*GOAL*
Retype each of the rows below exactly as it appears, changing nothing.

*INFORMATION PROVIDED*
-----
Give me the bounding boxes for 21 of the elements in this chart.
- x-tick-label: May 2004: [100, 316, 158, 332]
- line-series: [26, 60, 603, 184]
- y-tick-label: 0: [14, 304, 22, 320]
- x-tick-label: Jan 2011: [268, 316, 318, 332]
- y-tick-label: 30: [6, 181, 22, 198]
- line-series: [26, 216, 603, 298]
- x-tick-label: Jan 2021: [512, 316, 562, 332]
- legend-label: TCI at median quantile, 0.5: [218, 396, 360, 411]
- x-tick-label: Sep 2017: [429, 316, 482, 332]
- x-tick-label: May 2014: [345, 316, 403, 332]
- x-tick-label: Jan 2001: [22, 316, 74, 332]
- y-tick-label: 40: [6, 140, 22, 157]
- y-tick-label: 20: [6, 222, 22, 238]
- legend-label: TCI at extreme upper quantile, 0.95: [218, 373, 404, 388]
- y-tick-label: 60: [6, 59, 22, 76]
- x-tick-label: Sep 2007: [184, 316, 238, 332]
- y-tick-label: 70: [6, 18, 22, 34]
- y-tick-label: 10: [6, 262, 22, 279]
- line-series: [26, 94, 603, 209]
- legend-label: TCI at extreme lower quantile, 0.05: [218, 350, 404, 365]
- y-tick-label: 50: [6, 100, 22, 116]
-----
*RESPONSE*
Give me the bounding boxes for 21 of the elements in this chart.
- x-tick-label: May 2004: [100, 316, 158, 332]
- line-series: [26, 60, 603, 184]
- y-tick-label: 0: [14, 304, 22, 320]
- x-tick-label: Jan 2011: [268, 316, 318, 332]
- y-tick-label: 30: [6, 181, 22, 198]
- line-series: [26, 216, 603, 298]
- x-tick-label: Jan 2021: [512, 316, 562, 332]
- legend-label: TCI at median quantile, 0.5: [218, 396, 360, 411]
- x-tick-label: Sep 2017: [429, 316, 482, 332]
- x-tick-label: May 2014: [345, 316, 403, 332]
- x-tick-label: Jan 2001: [22, 316, 74, 332]
- y-tick-label: 40: [6, 140, 22, 157]
- y-tick-label: 20: [6, 222, 22, 238]
- legend-label: TCI at extreme upper quantile, 0.95: [218, 373, 404, 388]
- y-tick-label: 60: [6, 59, 22, 76]
- x-tick-label: Sep 2007: [184, 316, 238, 332]
- y-tick-label: 70: [6, 18, 22, 34]
- y-tick-label: 10: [6, 262, 22, 279]
- line-series: [26, 94, 603, 209]
- legend-label: TCI at extreme lower quantile, 0.05: [218, 350, 404, 365]
- y-tick-label: 50: [6, 100, 22, 116]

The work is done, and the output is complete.